**Written request**
Look through the data and write out every line with the word "membrane" in it.

**Recorded data**
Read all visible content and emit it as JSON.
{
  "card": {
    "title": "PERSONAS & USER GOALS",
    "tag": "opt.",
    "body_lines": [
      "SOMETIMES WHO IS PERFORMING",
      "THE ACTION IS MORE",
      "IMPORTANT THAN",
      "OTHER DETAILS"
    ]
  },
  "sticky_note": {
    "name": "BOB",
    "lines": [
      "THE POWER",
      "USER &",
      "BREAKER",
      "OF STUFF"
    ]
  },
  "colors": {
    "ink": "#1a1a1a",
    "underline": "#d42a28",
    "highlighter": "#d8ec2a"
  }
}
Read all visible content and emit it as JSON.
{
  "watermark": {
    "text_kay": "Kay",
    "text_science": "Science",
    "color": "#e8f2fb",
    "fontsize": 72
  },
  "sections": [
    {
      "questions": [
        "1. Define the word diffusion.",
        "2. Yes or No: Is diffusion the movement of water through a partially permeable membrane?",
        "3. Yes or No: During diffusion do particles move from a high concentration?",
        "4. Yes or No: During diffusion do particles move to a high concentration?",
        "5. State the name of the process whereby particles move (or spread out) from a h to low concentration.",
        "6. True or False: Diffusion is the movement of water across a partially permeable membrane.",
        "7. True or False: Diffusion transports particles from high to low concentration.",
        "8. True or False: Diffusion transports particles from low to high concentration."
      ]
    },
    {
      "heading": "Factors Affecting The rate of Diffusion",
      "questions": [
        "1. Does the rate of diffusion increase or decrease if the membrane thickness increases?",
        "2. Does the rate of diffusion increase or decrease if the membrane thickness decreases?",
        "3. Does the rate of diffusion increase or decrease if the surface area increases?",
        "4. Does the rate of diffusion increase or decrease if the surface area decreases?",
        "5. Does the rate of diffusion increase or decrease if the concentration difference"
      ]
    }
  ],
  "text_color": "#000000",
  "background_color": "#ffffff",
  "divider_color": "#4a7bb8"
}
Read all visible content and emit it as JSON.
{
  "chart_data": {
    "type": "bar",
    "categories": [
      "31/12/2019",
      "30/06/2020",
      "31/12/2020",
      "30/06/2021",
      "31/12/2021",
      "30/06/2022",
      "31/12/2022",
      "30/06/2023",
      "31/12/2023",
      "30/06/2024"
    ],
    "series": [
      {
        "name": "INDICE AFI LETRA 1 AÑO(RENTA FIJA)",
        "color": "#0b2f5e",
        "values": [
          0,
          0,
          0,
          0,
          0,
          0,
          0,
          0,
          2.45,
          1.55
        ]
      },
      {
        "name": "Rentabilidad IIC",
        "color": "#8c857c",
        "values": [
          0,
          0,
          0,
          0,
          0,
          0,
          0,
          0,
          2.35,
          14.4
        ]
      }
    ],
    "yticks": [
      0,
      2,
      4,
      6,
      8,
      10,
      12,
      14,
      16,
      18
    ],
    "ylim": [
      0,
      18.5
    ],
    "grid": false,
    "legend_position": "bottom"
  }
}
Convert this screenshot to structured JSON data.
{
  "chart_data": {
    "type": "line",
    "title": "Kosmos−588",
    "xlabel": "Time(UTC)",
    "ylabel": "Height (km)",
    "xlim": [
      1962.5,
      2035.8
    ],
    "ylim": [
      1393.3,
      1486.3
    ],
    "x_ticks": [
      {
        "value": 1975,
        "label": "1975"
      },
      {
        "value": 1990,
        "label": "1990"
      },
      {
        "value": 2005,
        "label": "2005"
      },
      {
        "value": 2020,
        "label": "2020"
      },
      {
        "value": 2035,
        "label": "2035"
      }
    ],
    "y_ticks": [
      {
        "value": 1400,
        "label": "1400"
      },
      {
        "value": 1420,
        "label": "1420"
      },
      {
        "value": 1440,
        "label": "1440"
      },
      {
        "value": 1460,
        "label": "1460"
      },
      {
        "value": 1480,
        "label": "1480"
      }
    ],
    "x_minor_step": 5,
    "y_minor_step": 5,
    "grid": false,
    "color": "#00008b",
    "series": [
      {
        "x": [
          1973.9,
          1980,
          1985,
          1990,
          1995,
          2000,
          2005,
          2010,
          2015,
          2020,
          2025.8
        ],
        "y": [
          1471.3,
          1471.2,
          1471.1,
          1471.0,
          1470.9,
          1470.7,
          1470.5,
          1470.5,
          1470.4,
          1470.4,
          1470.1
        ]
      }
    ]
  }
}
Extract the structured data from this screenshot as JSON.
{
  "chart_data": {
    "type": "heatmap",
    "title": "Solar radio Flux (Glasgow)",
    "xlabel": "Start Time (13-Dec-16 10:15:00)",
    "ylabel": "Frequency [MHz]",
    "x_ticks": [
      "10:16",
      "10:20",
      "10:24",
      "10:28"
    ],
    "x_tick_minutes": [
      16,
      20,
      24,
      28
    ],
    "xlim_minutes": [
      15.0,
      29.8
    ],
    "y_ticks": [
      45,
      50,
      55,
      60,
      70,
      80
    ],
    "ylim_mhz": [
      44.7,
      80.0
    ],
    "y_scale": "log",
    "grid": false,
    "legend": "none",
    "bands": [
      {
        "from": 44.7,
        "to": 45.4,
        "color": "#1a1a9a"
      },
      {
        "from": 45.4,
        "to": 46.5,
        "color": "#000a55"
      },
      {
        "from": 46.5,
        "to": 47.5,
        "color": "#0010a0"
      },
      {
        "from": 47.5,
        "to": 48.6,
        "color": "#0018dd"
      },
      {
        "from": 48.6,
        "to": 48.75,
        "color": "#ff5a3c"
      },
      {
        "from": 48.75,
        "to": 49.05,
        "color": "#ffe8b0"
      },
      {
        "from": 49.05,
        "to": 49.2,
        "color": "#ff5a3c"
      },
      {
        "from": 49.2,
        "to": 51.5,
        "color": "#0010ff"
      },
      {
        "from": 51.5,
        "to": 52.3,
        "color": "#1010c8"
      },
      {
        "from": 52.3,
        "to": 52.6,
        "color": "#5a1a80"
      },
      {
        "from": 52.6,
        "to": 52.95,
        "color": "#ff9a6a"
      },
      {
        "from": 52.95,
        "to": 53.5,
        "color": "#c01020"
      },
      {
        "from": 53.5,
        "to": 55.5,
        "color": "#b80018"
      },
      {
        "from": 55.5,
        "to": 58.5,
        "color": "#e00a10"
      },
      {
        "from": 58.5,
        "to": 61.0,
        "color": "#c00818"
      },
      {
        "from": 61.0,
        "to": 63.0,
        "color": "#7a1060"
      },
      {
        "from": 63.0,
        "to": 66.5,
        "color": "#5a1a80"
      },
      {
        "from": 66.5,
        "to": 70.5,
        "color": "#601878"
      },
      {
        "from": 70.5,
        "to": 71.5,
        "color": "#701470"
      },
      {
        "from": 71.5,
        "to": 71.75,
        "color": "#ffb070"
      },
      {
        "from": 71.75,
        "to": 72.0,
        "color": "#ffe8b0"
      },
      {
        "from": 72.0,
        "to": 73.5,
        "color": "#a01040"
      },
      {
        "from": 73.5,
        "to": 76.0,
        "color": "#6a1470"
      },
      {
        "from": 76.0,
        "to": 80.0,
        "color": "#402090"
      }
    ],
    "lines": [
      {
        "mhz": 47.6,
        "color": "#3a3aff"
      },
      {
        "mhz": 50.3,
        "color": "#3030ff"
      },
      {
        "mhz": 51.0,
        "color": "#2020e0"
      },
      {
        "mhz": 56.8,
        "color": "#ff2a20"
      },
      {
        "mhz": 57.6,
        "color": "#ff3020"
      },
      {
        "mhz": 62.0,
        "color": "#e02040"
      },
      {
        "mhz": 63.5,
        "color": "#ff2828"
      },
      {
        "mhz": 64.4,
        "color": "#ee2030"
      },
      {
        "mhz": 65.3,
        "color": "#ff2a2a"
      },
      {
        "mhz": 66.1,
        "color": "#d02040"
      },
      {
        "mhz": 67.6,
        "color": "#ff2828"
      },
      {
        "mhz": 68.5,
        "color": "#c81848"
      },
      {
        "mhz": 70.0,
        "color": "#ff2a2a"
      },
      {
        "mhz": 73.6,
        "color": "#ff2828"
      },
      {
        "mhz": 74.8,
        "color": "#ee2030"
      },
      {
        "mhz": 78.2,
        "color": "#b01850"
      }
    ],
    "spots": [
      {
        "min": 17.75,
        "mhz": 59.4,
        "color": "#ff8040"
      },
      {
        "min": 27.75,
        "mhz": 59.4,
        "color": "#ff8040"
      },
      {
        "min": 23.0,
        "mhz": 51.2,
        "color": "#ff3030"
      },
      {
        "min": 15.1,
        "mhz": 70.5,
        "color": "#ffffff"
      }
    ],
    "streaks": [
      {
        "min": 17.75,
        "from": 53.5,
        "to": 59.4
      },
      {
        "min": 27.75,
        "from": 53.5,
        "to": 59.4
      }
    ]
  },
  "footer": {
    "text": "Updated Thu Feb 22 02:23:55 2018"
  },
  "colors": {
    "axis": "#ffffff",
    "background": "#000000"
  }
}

**Reply**
        "2. Yes or No: Is diffusion the movement of water through a partially permeable membrane?",
        "6. True or False: Diffusion is the movement of water across a partially permeable membrane.",
        "1. Does the rate of diffusion increase or decrease if the membrane thickness increases?",
        "2. Does the rate of diffusion increase or decrease if the membrane thickness decreases?",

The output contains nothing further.